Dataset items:
* * * *

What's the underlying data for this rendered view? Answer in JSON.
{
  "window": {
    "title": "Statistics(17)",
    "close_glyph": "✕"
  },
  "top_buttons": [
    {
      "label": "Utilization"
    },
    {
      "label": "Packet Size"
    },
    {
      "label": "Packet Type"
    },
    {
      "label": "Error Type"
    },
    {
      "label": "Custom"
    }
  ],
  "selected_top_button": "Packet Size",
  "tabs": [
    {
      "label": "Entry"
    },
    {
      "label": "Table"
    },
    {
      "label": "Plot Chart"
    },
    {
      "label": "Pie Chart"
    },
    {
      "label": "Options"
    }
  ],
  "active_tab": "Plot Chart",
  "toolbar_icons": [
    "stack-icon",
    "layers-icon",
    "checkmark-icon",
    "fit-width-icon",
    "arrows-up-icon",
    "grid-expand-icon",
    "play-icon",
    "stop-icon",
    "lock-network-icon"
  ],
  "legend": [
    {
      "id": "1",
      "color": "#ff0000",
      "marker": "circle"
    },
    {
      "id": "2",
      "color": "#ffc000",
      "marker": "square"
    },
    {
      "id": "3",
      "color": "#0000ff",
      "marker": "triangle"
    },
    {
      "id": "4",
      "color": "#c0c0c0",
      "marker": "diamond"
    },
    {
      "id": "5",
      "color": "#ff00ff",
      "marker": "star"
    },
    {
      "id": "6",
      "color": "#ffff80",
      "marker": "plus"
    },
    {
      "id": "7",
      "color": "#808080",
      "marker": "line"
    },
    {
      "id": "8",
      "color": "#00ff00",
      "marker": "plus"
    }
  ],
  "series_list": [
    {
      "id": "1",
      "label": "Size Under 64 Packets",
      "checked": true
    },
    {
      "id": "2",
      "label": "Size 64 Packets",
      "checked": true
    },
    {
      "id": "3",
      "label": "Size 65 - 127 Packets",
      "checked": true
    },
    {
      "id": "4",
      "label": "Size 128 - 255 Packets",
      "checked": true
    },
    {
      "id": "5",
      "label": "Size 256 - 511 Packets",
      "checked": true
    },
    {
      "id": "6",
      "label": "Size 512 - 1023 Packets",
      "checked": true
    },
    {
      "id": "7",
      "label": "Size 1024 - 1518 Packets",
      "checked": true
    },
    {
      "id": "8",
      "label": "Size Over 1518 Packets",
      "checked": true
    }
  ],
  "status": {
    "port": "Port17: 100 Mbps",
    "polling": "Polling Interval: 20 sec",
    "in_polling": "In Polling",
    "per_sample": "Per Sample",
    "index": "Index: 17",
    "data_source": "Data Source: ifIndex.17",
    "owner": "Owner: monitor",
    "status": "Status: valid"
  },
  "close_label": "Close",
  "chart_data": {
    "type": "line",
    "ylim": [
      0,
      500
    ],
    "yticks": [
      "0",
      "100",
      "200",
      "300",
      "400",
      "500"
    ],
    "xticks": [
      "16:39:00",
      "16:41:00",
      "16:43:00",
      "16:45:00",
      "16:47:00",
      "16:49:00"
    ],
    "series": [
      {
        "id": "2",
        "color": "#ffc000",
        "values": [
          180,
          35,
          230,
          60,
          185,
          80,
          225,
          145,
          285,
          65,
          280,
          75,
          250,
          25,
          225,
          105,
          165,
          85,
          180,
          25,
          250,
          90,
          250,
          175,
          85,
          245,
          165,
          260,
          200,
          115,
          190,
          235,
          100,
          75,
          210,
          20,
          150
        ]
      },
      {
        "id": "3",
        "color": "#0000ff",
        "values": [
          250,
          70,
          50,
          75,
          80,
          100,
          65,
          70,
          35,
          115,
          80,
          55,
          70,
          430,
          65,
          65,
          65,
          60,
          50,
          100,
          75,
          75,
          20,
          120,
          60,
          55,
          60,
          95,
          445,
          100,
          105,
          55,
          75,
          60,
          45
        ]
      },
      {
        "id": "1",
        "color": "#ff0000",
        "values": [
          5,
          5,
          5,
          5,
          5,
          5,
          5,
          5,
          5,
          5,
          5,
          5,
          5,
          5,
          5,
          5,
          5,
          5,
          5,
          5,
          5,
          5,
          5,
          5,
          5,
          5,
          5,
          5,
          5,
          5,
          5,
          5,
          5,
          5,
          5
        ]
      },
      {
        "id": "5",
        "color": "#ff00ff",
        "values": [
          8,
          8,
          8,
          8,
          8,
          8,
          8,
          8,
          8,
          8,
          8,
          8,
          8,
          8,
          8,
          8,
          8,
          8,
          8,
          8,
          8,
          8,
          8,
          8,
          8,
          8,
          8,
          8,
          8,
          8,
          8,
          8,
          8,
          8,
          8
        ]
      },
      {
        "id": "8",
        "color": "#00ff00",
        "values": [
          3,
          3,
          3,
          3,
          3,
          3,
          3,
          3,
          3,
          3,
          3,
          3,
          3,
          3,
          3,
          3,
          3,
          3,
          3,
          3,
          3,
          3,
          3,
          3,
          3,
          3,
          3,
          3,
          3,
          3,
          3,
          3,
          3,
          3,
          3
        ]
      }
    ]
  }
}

* * * *

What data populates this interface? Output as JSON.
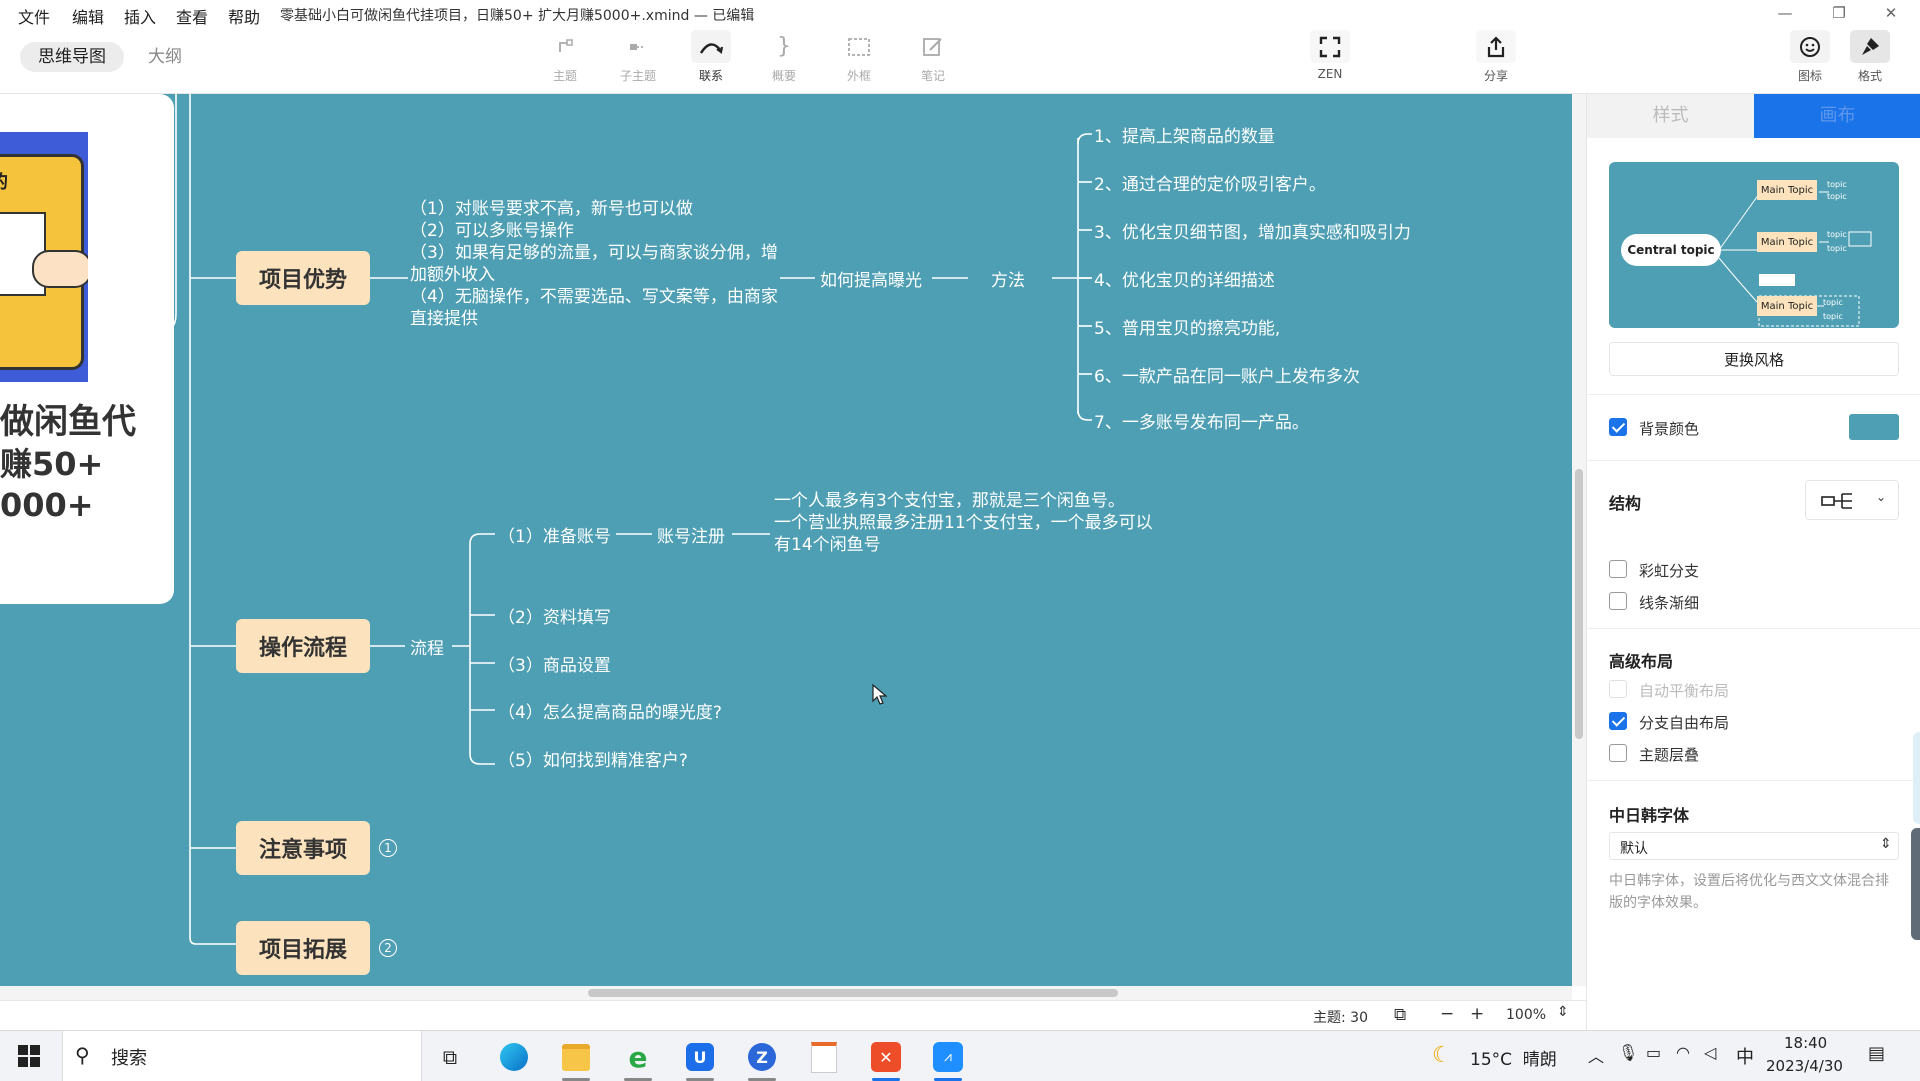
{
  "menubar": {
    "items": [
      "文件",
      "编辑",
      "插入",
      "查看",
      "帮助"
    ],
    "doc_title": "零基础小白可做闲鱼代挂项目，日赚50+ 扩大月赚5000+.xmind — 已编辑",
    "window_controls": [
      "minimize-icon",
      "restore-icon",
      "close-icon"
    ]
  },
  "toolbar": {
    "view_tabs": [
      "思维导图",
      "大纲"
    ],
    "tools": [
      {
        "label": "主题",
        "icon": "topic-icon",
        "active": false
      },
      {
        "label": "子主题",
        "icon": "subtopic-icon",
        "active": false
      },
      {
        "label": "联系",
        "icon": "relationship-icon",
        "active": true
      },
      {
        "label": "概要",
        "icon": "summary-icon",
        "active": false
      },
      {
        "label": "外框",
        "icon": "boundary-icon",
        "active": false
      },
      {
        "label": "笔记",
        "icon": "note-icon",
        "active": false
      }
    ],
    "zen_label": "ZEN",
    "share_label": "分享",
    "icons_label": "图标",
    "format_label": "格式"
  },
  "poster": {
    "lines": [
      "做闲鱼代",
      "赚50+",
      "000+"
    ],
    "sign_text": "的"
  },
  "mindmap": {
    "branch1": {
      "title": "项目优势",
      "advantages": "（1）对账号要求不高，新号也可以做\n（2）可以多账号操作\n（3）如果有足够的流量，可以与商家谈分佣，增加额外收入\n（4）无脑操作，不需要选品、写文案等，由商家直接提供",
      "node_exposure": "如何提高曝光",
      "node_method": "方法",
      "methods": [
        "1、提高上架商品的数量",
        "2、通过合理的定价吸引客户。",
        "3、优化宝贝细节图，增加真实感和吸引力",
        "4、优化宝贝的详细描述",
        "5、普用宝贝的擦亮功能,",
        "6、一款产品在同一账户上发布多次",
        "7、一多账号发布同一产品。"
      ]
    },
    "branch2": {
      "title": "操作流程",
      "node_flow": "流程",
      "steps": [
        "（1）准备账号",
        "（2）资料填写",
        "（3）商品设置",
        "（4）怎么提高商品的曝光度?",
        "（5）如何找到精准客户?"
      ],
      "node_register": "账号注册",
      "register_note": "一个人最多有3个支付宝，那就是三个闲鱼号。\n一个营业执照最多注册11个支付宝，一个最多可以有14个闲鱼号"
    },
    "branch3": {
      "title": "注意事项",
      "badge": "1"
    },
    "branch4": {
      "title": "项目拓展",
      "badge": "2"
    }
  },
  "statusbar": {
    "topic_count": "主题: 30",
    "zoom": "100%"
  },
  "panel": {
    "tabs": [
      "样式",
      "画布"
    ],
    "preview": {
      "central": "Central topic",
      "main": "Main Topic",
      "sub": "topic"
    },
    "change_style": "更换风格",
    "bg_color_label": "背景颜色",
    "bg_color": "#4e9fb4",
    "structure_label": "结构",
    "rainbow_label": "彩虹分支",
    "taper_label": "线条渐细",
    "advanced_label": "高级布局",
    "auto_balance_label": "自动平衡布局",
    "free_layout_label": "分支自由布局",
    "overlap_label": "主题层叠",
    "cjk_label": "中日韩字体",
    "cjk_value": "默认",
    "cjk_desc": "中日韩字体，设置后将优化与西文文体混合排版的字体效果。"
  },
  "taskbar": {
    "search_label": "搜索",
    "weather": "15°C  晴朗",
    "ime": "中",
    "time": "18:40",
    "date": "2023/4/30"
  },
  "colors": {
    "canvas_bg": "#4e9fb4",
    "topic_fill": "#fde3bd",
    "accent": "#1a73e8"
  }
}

* * * *

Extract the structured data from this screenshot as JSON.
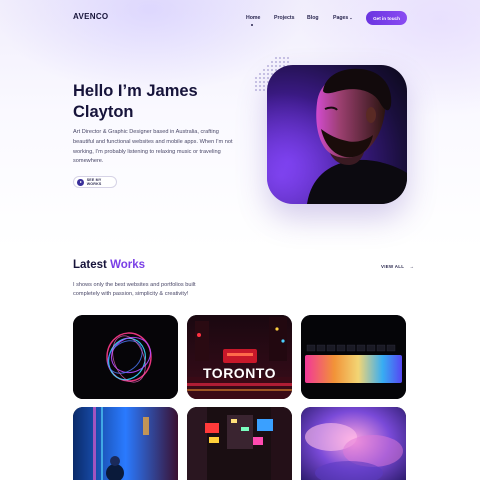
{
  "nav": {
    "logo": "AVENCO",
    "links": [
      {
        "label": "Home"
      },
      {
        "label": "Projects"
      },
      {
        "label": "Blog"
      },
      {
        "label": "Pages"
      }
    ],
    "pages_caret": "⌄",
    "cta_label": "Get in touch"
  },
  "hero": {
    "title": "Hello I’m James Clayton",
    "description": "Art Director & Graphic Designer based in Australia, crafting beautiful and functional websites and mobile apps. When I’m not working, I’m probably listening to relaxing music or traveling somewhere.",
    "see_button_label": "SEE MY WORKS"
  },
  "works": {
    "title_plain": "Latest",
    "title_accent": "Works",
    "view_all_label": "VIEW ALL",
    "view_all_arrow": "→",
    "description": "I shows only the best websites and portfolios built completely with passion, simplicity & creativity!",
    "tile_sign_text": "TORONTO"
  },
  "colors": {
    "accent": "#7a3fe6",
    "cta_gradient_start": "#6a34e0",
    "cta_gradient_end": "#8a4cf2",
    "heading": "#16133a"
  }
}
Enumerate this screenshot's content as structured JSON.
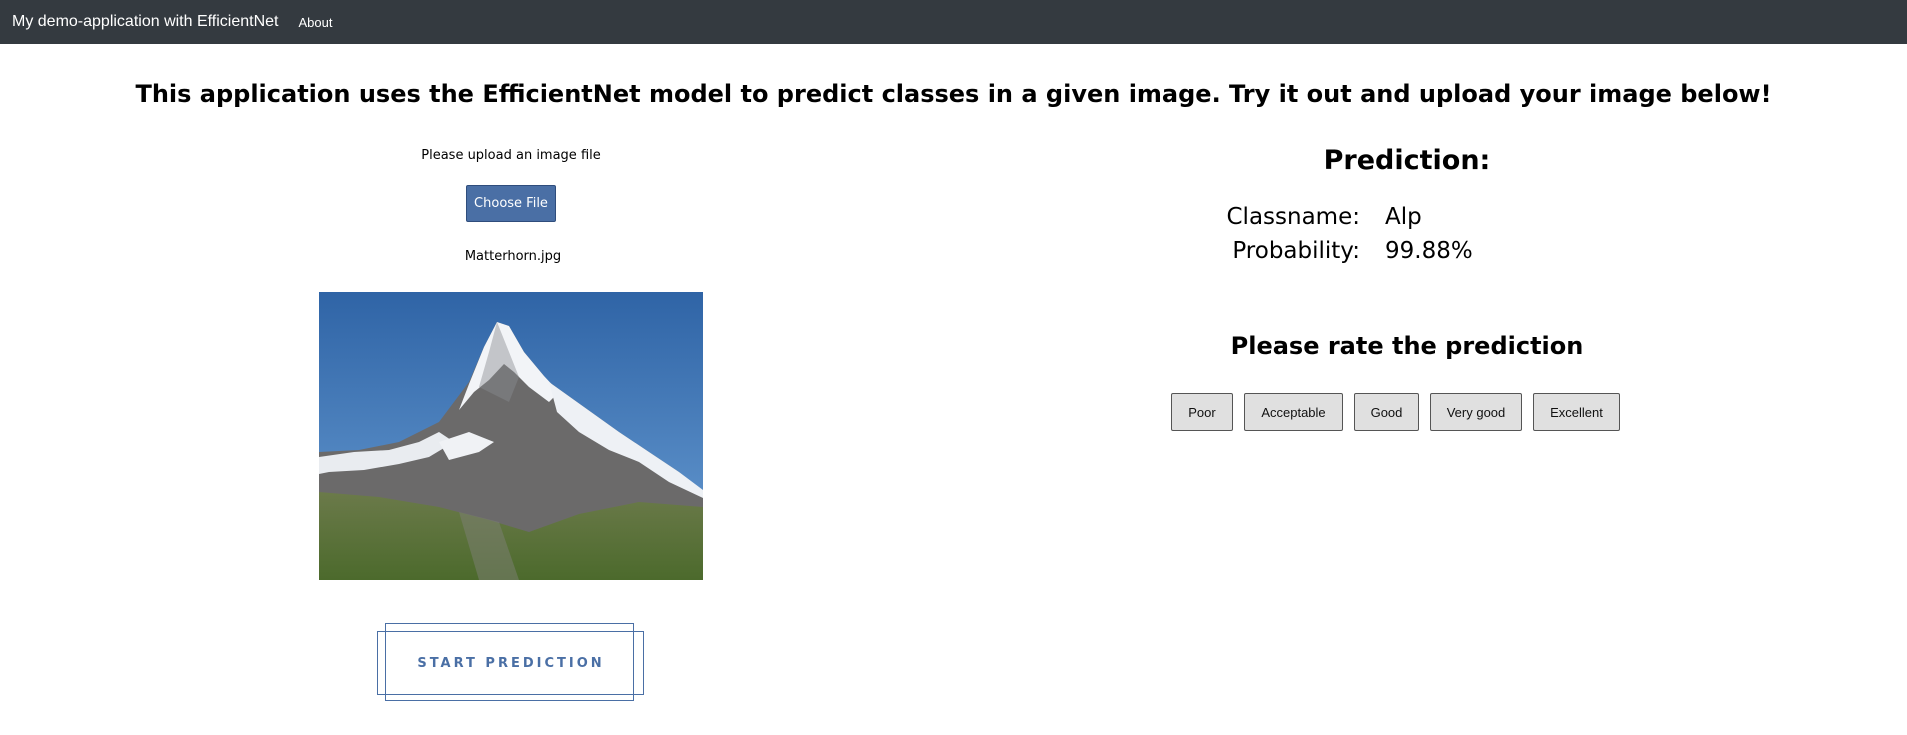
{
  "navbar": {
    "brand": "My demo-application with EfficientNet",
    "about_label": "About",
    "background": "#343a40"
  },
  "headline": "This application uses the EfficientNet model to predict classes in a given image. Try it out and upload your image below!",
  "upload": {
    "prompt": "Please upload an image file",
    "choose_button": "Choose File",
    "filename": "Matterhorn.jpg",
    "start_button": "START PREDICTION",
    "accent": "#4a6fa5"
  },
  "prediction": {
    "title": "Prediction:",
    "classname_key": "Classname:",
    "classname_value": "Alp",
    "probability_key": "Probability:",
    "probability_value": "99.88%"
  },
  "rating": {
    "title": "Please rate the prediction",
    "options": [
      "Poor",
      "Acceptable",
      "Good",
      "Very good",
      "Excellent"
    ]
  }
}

* * * *

▸ What you have to do
Check each line of the entries for the string "structured". Copy the lines that have it.

▸ Reply to the exercise
Extract the structured data from this screenshot as JSON.
Enumerate this screenshot's content as structured JSON.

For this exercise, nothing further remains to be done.